[Dataset items]

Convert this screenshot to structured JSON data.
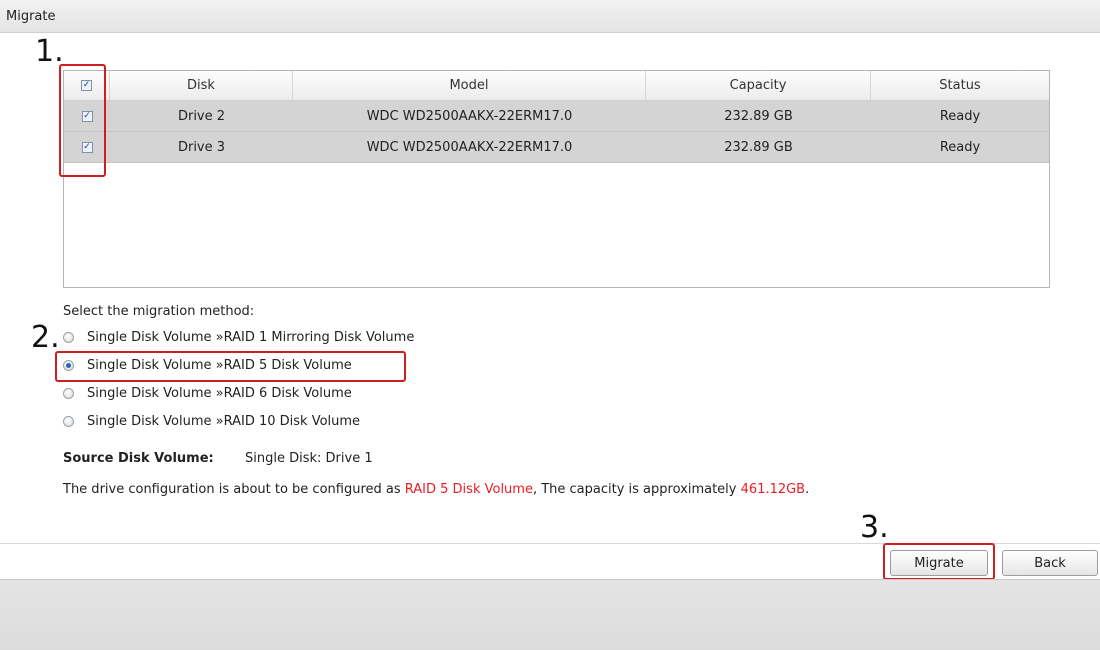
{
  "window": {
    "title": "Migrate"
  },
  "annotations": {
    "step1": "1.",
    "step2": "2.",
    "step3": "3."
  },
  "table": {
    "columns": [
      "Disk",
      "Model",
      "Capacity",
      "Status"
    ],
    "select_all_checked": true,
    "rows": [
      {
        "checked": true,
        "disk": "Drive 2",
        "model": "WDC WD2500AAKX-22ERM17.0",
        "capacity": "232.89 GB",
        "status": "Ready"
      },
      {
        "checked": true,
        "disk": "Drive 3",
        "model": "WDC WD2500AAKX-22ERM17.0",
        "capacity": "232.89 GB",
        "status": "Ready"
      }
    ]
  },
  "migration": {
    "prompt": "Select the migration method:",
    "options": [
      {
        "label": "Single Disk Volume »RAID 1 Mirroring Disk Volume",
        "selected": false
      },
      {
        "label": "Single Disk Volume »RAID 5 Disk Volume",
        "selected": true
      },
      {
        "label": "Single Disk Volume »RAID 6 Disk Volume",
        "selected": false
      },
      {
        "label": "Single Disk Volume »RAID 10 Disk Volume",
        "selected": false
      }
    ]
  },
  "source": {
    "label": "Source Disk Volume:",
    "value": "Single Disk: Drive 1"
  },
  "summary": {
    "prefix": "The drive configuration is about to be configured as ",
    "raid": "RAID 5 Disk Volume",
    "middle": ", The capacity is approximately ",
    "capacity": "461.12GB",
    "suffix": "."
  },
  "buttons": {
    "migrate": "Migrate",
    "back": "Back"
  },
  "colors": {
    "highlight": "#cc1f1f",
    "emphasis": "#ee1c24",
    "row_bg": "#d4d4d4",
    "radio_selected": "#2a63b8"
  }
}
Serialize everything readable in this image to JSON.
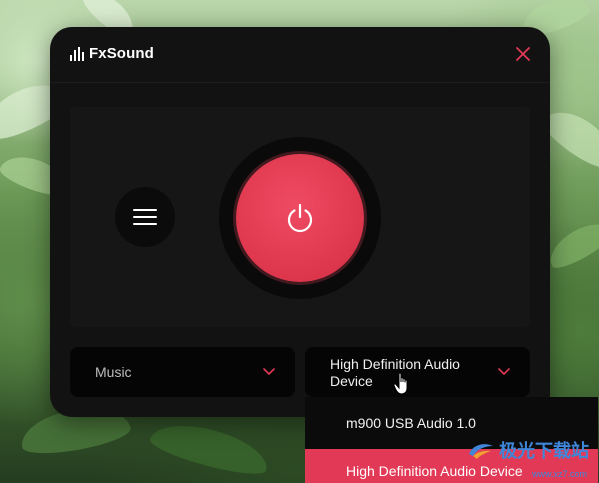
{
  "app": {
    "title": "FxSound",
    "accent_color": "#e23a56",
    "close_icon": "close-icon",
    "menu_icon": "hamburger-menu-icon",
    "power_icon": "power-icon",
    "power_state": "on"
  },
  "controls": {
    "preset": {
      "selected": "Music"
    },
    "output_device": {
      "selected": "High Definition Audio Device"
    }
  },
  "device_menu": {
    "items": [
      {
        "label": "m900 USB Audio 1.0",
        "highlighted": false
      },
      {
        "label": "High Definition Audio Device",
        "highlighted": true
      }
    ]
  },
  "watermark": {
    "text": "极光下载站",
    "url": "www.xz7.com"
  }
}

- AIM -
Print out the whole of the material word for word, without pictures.

- FULL SOLUTION -
Convert this screenshot to structured JSON data.
{
  "window": {
    "title": "Migrate"
  },
  "annotations": {
    "step1": "1.",
    "step2": "2.",
    "step3": "3."
  },
  "table": {
    "columns": [
      "Disk",
      "Model",
      "Capacity",
      "Status"
    ],
    "select_all_checked": true,
    "rows": [
      {
        "checked": true,
        "disk": "Drive 2",
        "model": "WDC WD2500AAKX-22ERM17.0",
        "capacity": "232.89 GB",
        "status": "Ready"
      },
      {
        "checked": true,
        "disk": "Drive 3",
        "model": "WDC WD2500AAKX-22ERM17.0",
        "capacity": "232.89 GB",
        "status": "Ready"
      }
    ]
  },
  "migration": {
    "prompt": "Select the migration method:",
    "options": [
      {
        "label": "Single Disk Volume »RAID 1 Mirroring Disk Volume",
        "selected": false
      },
      {
        "label": "Single Disk Volume »RAID 5 Disk Volume",
        "selected": true
      },
      {
        "label": "Single Disk Volume »RAID 6 Disk Volume",
        "selected": false
      },
      {
        "label": "Single Disk Volume »RAID 10 Disk Volume",
        "selected": false
      }
    ]
  },
  "source": {
    "label": "Source Disk Volume:",
    "value": "Single Disk: Drive 1"
  },
  "summary": {
    "prefix": "The drive configuration is about to be configured as ",
    "raid": "RAID 5 Disk Volume",
    "middle": ", The capacity is approximately ",
    "capacity": "461.12GB",
    "suffix": "."
  },
  "buttons": {
    "migrate": "Migrate",
    "back": "Back"
  },
  "colors": {
    "highlight": "#cc1f1f",
    "emphasis": "#ee1c24",
    "row_bg": "#d4d4d4",
    "radio_selected": "#2a63b8"
  }
}
Serialize everything readable in this image to JSON.
{
  "app": {
    "title": "FxSound",
    "accent_color": "#e23a56",
    "close_icon": "close-icon",
    "menu_icon": "hamburger-menu-icon",
    "power_icon": "power-icon",
    "power_state": "on"
  },
  "controls": {
    "preset": {
      "selected": "Music"
    },
    "output_device": {
      "selected": "High Definition Audio Device"
    }
  },
  "device_menu": {
    "items": [
      {
        "label": "m900 USB Audio 1.0",
        "highlighted": false
      },
      {
        "label": "High Definition Audio Device",
        "highlighted": true
      }
    ]
  },
  "watermark": {
    "text": "极光下载站",
    "url": "www.xz7.com"
  }
}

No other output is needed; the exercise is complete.